◆ **Exercise task**: Copy out the listing that follows, exactly, without its pictures.

◆ **Figure dataset records**:
— Start —

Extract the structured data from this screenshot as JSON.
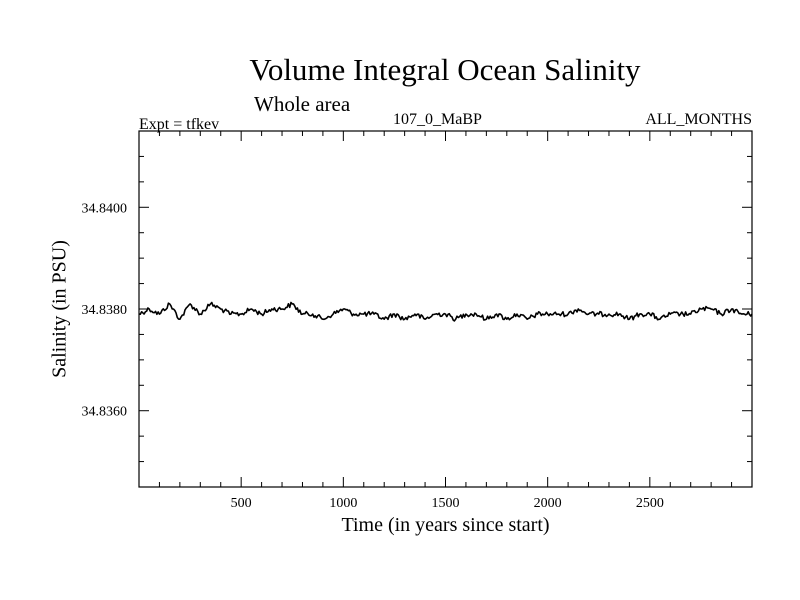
{
  "chart_data": {
    "type": "line",
    "title": "Volume Integral Ocean Salinity",
    "subtitle": "Whole area",
    "annotations": {
      "left": "Expt = tfkev",
      "center": "107_0_MaBP",
      "right": "ALL_MONTHS"
    },
    "xlabel": "Time (in years since start)",
    "ylabel": "Salinity (in PSU)",
    "xlim": [
      0,
      3000
    ],
    "ylim": [
      34.8345,
      34.8415
    ],
    "xticks": [
      500,
      1000,
      1500,
      2000,
      2500
    ],
    "xtick_labels": [
      "500",
      "1000",
      "1500",
      "2000",
      "2500"
    ],
    "yticks": [
      34.836,
      34.838,
      34.84
    ],
    "ytick_labels": [
      "34.8360",
      "34.8380",
      "34.8400"
    ],
    "grid": false,
    "series": [
      {
        "color": "#000000",
        "x": [
          0,
          50,
          100,
          150,
          200,
          250,
          300,
          350,
          400,
          450,
          500,
          550,
          600,
          650,
          700,
          750,
          800,
          850,
          900,
          950,
          1000,
          1050,
          1100,
          1150,
          1200,
          1250,
          1300,
          1350,
          1400,
          1450,
          1500,
          1550,
          1600,
          1650,
          1700,
          1750,
          1800,
          1850,
          1900,
          1950,
          2000,
          2050,
          2100,
          2150,
          2200,
          2250,
          2300,
          2350,
          2400,
          2450,
          2500,
          2550,
          2600,
          2650,
          2700,
          2750,
          2800,
          2850,
          2900,
          2950,
          3000
        ],
        "y": [
          34.8379,
          34.838,
          34.8379,
          34.8381,
          34.8378,
          34.8381,
          34.8379,
          34.8381,
          34.838,
          34.8379,
          34.8379,
          34.838,
          34.8379,
          34.838,
          34.838,
          34.8381,
          34.8379,
          34.8379,
          34.8378,
          34.8379,
          34.838,
          34.8379,
          34.8379,
          34.8379,
          34.8378,
          34.8379,
          34.8378,
          34.8379,
          34.8378,
          34.8379,
          34.8379,
          34.8378,
          34.8379,
          34.8379,
          34.8378,
          34.8379,
          34.8378,
          34.8379,
          34.8378,
          34.8379,
          34.8379,
          34.8379,
          34.8379,
          34.838,
          34.8379,
          34.8379,
          34.8379,
          34.8379,
          34.8378,
          34.8379,
          34.8379,
          34.8378,
          34.8379,
          34.8379,
          34.8379,
          34.838,
          34.838,
          34.8379,
          34.838,
          34.8379,
          34.8379
        ]
      }
    ]
  }
}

— End —

◆ **Output**:
Extract the structured data from this screenshot as JSON.
{
  "chart_data": {
    "type": "line",
    "title": "Volume Integral Ocean Salinity",
    "subtitle": "Whole area",
    "annotations": {
      "left": "Expt = tfkev",
      "center": "107_0_MaBP",
      "right": "ALL_MONTHS"
    },
    "xlabel": "Time (in years since start)",
    "ylabel": "Salinity (in PSU)",
    "xlim": [
      0,
      3000
    ],
    "ylim": [
      34.8345,
      34.8415
    ],
    "xticks": [
      500,
      1000,
      1500,
      2000,
      2500
    ],
    "xtick_labels": [
      "500",
      "1000",
      "1500",
      "2000",
      "2500"
    ],
    "yticks": [
      34.836,
      34.838,
      34.84
    ],
    "ytick_labels": [
      "34.8360",
      "34.8380",
      "34.8400"
    ],
    "grid": false,
    "series": [
      {
        "color": "#000000",
        "x": [
          0,
          50,
          100,
          150,
          200,
          250,
          300,
          350,
          400,
          450,
          500,
          550,
          600,
          650,
          700,
          750,
          800,
          850,
          900,
          950,
          1000,
          1050,
          1100,
          1150,
          1200,
          1250,
          1300,
          1350,
          1400,
          1450,
          1500,
          1550,
          1600,
          1650,
          1700,
          1750,
          1800,
          1850,
          1900,
          1950,
          2000,
          2050,
          2100,
          2150,
          2200,
          2250,
          2300,
          2350,
          2400,
          2450,
          2500,
          2550,
          2600,
          2650,
          2700,
          2750,
          2800,
          2850,
          2900,
          2950,
          3000
        ],
        "y": [
          34.8379,
          34.838,
          34.8379,
          34.8381,
          34.8378,
          34.8381,
          34.8379,
          34.8381,
          34.838,
          34.8379,
          34.8379,
          34.838,
          34.8379,
          34.838,
          34.838,
          34.8381,
          34.8379,
          34.8379,
          34.8378,
          34.8379,
          34.838,
          34.8379,
          34.8379,
          34.8379,
          34.8378,
          34.8379,
          34.8378,
          34.8379,
          34.8378,
          34.8379,
          34.8379,
          34.8378,
          34.8379,
          34.8379,
          34.8378,
          34.8379,
          34.8378,
          34.8379,
          34.8378,
          34.8379,
          34.8379,
          34.8379,
          34.8379,
          34.838,
          34.8379,
          34.8379,
          34.8379,
          34.8379,
          34.8378,
          34.8379,
          34.8379,
          34.8378,
          34.8379,
          34.8379,
          34.8379,
          34.838,
          34.838,
          34.8379,
          34.838,
          34.8379,
          34.8379
        ]
      }
    ]
  }
}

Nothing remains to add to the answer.